═════ The data

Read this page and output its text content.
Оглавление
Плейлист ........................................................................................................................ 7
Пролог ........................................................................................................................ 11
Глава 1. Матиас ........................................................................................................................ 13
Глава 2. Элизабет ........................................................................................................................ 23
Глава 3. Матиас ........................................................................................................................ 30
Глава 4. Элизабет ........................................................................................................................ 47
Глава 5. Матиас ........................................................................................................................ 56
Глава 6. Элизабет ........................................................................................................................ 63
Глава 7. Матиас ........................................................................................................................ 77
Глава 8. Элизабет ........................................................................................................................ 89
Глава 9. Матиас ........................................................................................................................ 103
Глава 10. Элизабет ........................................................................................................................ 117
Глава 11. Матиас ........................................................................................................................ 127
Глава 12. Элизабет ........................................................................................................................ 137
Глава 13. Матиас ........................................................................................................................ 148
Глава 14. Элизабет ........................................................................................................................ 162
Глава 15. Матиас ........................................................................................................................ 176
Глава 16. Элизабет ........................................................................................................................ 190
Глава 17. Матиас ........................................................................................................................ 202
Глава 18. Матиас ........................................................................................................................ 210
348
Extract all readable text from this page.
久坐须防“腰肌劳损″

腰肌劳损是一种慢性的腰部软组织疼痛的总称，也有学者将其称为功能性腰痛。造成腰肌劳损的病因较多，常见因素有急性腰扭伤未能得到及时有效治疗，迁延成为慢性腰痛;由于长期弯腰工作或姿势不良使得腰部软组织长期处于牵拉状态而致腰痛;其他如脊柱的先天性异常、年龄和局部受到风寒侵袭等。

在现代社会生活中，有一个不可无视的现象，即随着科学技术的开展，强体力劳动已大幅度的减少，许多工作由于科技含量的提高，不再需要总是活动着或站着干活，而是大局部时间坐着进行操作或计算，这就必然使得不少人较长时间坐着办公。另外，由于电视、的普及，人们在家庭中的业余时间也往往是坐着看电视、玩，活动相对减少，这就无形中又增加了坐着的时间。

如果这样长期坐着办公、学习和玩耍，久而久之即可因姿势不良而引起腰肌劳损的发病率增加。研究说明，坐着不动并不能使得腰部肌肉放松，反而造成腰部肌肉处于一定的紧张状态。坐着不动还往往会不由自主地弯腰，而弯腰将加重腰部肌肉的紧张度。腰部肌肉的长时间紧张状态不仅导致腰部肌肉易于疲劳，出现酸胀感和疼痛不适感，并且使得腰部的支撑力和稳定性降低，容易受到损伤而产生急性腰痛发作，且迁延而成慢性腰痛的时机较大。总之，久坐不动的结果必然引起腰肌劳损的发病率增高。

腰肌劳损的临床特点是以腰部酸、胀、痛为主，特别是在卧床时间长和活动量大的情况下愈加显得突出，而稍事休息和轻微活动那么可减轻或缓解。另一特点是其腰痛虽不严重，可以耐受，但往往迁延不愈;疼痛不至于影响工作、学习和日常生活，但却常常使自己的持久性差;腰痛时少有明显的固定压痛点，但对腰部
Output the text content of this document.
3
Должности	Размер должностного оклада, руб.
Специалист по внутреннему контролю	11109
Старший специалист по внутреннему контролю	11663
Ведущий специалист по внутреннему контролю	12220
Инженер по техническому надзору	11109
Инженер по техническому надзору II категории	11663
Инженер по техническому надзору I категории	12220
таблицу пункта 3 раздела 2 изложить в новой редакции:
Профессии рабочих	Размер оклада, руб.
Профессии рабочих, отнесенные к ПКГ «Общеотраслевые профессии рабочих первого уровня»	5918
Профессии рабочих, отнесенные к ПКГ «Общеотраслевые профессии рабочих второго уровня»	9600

══════════

| Challenge |
Repeat all the records. Match each line exactly.

| Exercise solution |
Read this page and output its text content.
Оглавление
Плейлист ........................................................................................................................ 7
Пролог ........................................................................................................................ 11
Глава 1. Матиас ........................................................................................................................ 13
Глава 2. Элизабет ........................................................................................................................ 23
Глава 3. Матиас ........................................................................................................................ 30
Глава 4. Элизабет ........................................................................................................................ 47
Глава 5. Матиас ........................................................................................................................ 56
Глава 6. Элизабет ........................................................................................................................ 63
Глава 7. Матиас ........................................................................................................................ 77
Глава 8. Элизабет ........................................................................................................................ 89
Глава 9. Матиас ........................................................................................................................ 103
Глава 10. Элизабет ........................................................................................................................ 117
Глава 11. Матиас ........................................................................................................................ 127
Глава 12. Элизабет ........................................................................................................................ 137
Глава 13. Матиас ........................................................................................................................ 148
Глава 14. Элизабет ........................................................................................................................ 162
Глава 15. Матиас ........................................................................................................................ 176
Глава 16. Элизабет ........................................................................................................................ 190
Глава 17. Матиас ........................................................................................................................ 202
Глава 18. Матиас ........................................................................................................................ 210
348
Extract all readable text from this page.
久坐须防“腰肌劳损″

腰肌劳损是一种慢性的腰部软组织疼痛的总称，也有学者将其称为功能性腰痛。造成腰肌劳损的病因较多，常见因素有急性腰扭伤未能得到及时有效治疗，迁延成为慢性腰痛;由于长期弯腰工作或姿势不良使得腰部软组织长期处于牵拉状态而致腰痛;其他如脊柱的先天性异常、年龄和局部受到风寒侵袭等。

在现代社会生活中，有一个不可无视的现象，即随着科学技术的开展，强体力劳动已大幅度的减少，许多工作由于科技含量的提高，不再需要总是活动着或站着干活，而是大局部时间坐着进行操作或计算，这就必然使得不少人较长时间坐着办公。另外，由于电视、的普及，人们在家庭中的业余时间也往往是坐着看电视、玩，活动相对减少，这就无形中又增加了坐着的时间。

如果这样长期坐着办公、学习和玩耍，久而久之即可因姿势不良而引起腰肌劳损的发病率增加。研究说明，坐着不动并不能使得腰部肌肉放松，反而造成腰部肌肉处于一定的紧张状态。坐着不动还往往会不由自主地弯腰，而弯腰将加重腰部肌肉的紧张度。腰部肌肉的长时间紧张状态不仅导致腰部肌肉易于疲劳，出现酸胀感和疼痛不适感，并且使得腰部的支撑力和稳定性降低，容易受到损伤而产生急性腰痛发作，且迁延而成慢性腰痛的时机较大。总之，久坐不动的结果必然引起腰肌劳损的发病率增高。

腰肌劳损的临床特点是以腰部酸、胀、痛为主，特别是在卧床时间长和活动量大的情况下愈加显得突出，而稍事休息和轻微活动那么可减轻或缓解。另一特点是其腰痛虽不严重，可以耐受，但往往迁延不愈;疼痛不至于影响工作、学习和日常生活，但却常常使自己的持久性差;腰痛时少有明显的固定压痛点，但对腰部
Output the text content of this document.
3
Должности	Размер должностного оклада, руб.
Специалист по внутреннему контролю	11109
Старший специалист по внутреннему контролю	11663
Ведущий специалист по внутреннему контролю	12220
Инженер по техническому надзору	11109
Инженер по техническому надзору II категории	11663
Инженер по техническому надзору I категории	12220
таблицу пункта 3 раздела 2 изложить в новой редакции:
Профессии рабочих	Размер оклада, руб.
Профессии рабочих, отнесенные к ПКГ «Общеотраслевые профессии рабочих первого уровня»	5918
Профессии рабочих, отнесенные к ПКГ «Общеотраслевые профессии рабочих второго уровня»	9600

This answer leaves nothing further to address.